Written request: Scan the records for the word "role". Copy each line that includes it.

◆ ◆ ◆ ◆

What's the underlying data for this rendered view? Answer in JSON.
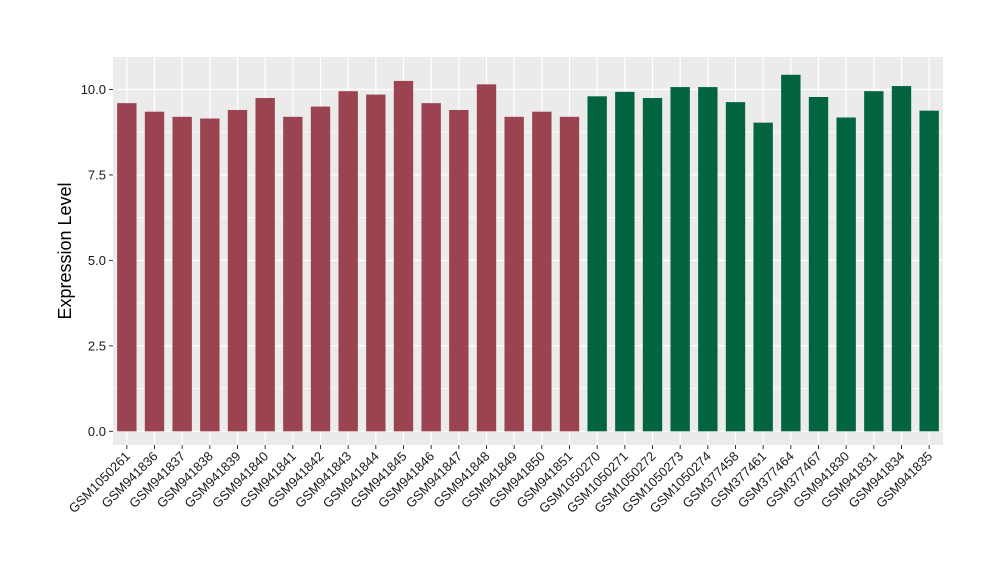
{
  "chart_data": {
    "type": "bar",
    "title": "",
    "xlabel": "",
    "ylabel": "Expression Level",
    "ylim": [
      -0.4,
      10.95
    ],
    "yticks": [
      0.0,
      2.5,
      5.0,
      7.5,
      10.0
    ],
    "ytick_labels": [
      "0.0",
      "2.5",
      "5.0",
      "7.5",
      "10.0"
    ],
    "grid": true,
    "legend": "none",
    "categories": [
      "GSM1050261",
      "GSM941836",
      "GSM941837",
      "GSM941838",
      "GSM941839",
      "GSM941840",
      "GSM941841",
      "GSM941842",
      "GSM941843",
      "GSM941844",
      "GSM941845",
      "GSM941846",
      "GSM941847",
      "GSM941848",
      "GSM941849",
      "GSM941850",
      "GSM941851",
      "GSM1050270",
      "GSM1050271",
      "GSM1050272",
      "GSM1050273",
      "GSM1050274",
      "GSM377458",
      "GSM377461",
      "GSM377464",
      "GSM377467",
      "GSM941830",
      "GSM941831",
      "GSM941834",
      "GSM941835"
    ],
    "values": [
      9.6,
      9.35,
      9.2,
      9.15,
      9.4,
      9.75,
      9.2,
      9.5,
      9.95,
      9.85,
      10.25,
      9.6,
      9.4,
      10.15,
      9.2,
      9.35,
      9.2,
      9.8,
      9.93,
      9.75,
      10.07,
      10.07,
      9.63,
      9.03,
      10.43,
      9.78,
      9.18,
      9.95,
      10.1,
      9.38
    ],
    "groups": [
      0,
      0,
      0,
      0,
      0,
      0,
      0,
      0,
      0,
      0,
      0,
      0,
      0,
      0,
      0,
      0,
      0,
      1,
      1,
      1,
      1,
      1,
      1,
      1,
      1,
      1,
      1,
      1,
      1,
      1
    ],
    "group_colors": [
      "#9b4350",
      "#036440"
    ],
    "panel_color": "#ebebeb",
    "grid_color": "#ffffff"
  }
}
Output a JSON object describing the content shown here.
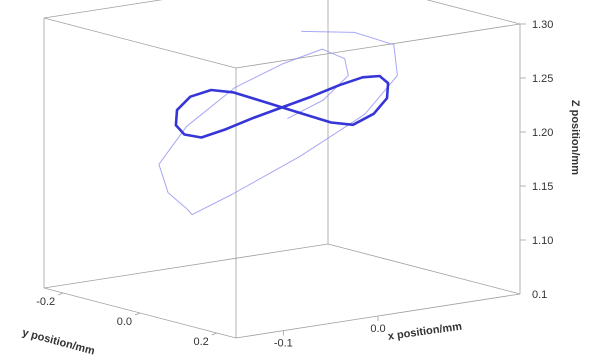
{
  "chart_data": {
    "type": "line",
    "projection": "3d",
    "title": "",
    "xlabel": "x position/mm",
    "ylabel": "y position/mm",
    "zlabel": "Z position/mm",
    "x_ticks": [
      "-0.1",
      "0.0"
    ],
    "y_ticks": [
      "0.2",
      "0.0",
      "-0.2"
    ],
    "z_ticks": [
      "1.10",
      "1.15",
      "1.20",
      "1.25",
      "1.30"
    ],
    "z_bottom_label": "0.1",
    "xlim": [
      -0.15,
      0.15
    ],
    "ylim": [
      -0.25,
      0.25
    ],
    "zlim": [
      1.05,
      1.3
    ],
    "grid": false,
    "colors": {
      "trajectory": "#2b2bd6",
      "transient": "#8a8af0",
      "box": "#a0a0a0"
    },
    "series": [
      {
        "role": "steady-state figure-eight trajectory",
        "points": [
          [
            0.0,
            0.0,
            1.22
          ],
          [
            0.025,
            0.015,
            1.228
          ],
          [
            0.05,
            0.025,
            1.236
          ],
          [
            0.075,
            0.025,
            1.24
          ],
          [
            0.095,
            0.02,
            1.238
          ],
          [
            0.11,
            0.005,
            1.228
          ],
          [
            0.115,
            -0.01,
            1.212
          ],
          [
            0.105,
            -0.02,
            1.198
          ],
          [
            0.085,
            -0.025,
            1.19
          ],
          [
            0.06,
            -0.02,
            1.196
          ],
          [
            0.03,
            -0.012,
            1.208
          ],
          [
            0.0,
            0.0,
            1.22
          ],
          [
            -0.03,
            0.012,
            1.232
          ],
          [
            -0.06,
            0.02,
            1.244
          ],
          [
            -0.085,
            0.025,
            1.25
          ],
          [
            -0.105,
            0.02,
            1.246
          ],
          [
            -0.115,
            0.01,
            1.234
          ],
          [
            -0.11,
            -0.005,
            1.218
          ],
          [
            -0.095,
            -0.02,
            1.206
          ],
          [
            -0.075,
            -0.025,
            1.2
          ],
          [
            -0.05,
            -0.025,
            1.204
          ],
          [
            -0.025,
            -0.015,
            1.212
          ],
          [
            0.0,
            0.0,
            1.22
          ]
        ]
      },
      {
        "role": "initial transient path",
        "points": [
          [
            0.0,
            0.05,
            1.295
          ],
          [
            0.06,
            0.04,
            1.285
          ],
          [
            0.11,
            0.02,
            1.265
          ],
          [
            0.13,
            -0.02,
            1.23
          ],
          [
            0.12,
            -0.08,
            1.19
          ],
          [
            0.08,
            -0.15,
            1.15
          ],
          [
            0.02,
            -0.18,
            1.12
          ],
          [
            -0.03,
            -0.16,
            1.11
          ],
          [
            -0.06,
            -0.1,
            1.125
          ],
          [
            -0.1,
            -0.05,
            1.15
          ],
          [
            -0.13,
            0.0,
            1.185
          ],
          [
            -0.125,
            0.06,
            1.225
          ],
          [
            -0.09,
            0.1,
            1.26
          ],
          [
            -0.04,
            0.1,
            1.275
          ],
          [
            0.01,
            0.08,
            1.28
          ],
          [
            0.05,
            0.04,
            1.262
          ],
          [
            0.07,
            0.0,
            1.24
          ],
          [
            0.06,
            -0.04,
            1.215
          ],
          [
            0.03,
            -0.06,
            1.2
          ]
        ]
      }
    ]
  }
}
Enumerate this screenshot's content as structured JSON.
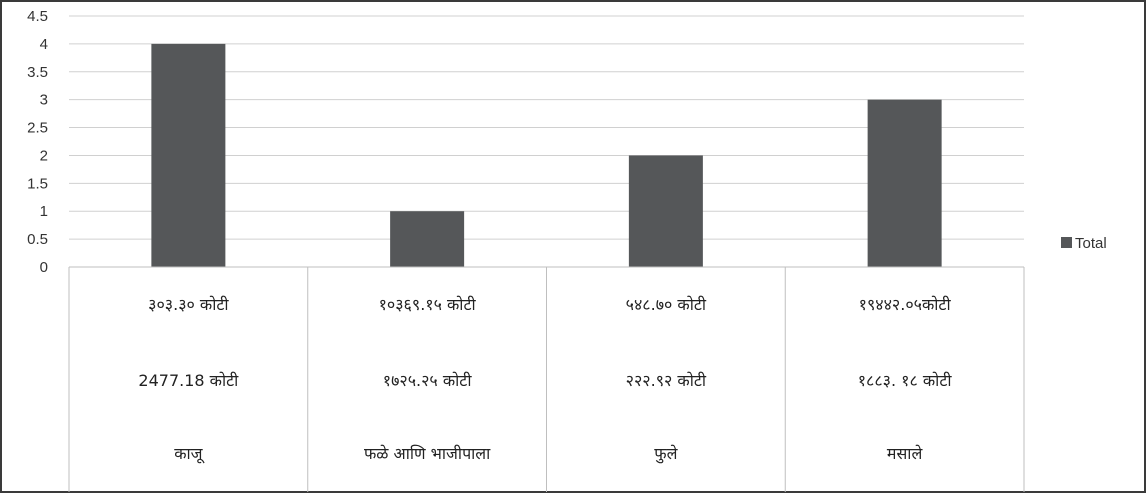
{
  "chart_data": {
    "type": "bar",
    "categories": [
      "काजू",
      "फळे आणि भाजीपाला",
      "फुले",
      "मसाले"
    ],
    "series": [
      {
        "name": "Total",
        "values": [
          4,
          1,
          2,
          3
        ],
        "color": "#555759"
      }
    ],
    "ylim": [
      0,
      4.5
    ],
    "y_ticks": [
      "0",
      "0.5",
      "1",
      "1.5",
      "2",
      "2.5",
      "3",
      "3.5",
      "4",
      "4.5"
    ],
    "grid": true,
    "legend_placement": "right",
    "category_table_rows": [
      [
        "३०३.३० कोटी",
        "१०३६९.१५ कोटी",
        "५४८.७० कोटी",
        "१९४४२.०५कोटी"
      ],
      [
        "2477.18 कोटी",
        "१७२५.२५  कोटी",
        "२२२.९२ कोटी",
        "१८८३. १८  कोटी"
      ],
      [
        "काजू",
        "फळे आणि भाजीपाला",
        "फुले",
        "मसाले"
      ]
    ]
  }
}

◆ ◆ ◆ ◆

Written response:
        "role": "steady-state figure-eight trajectory",
        "role": "initial transient path",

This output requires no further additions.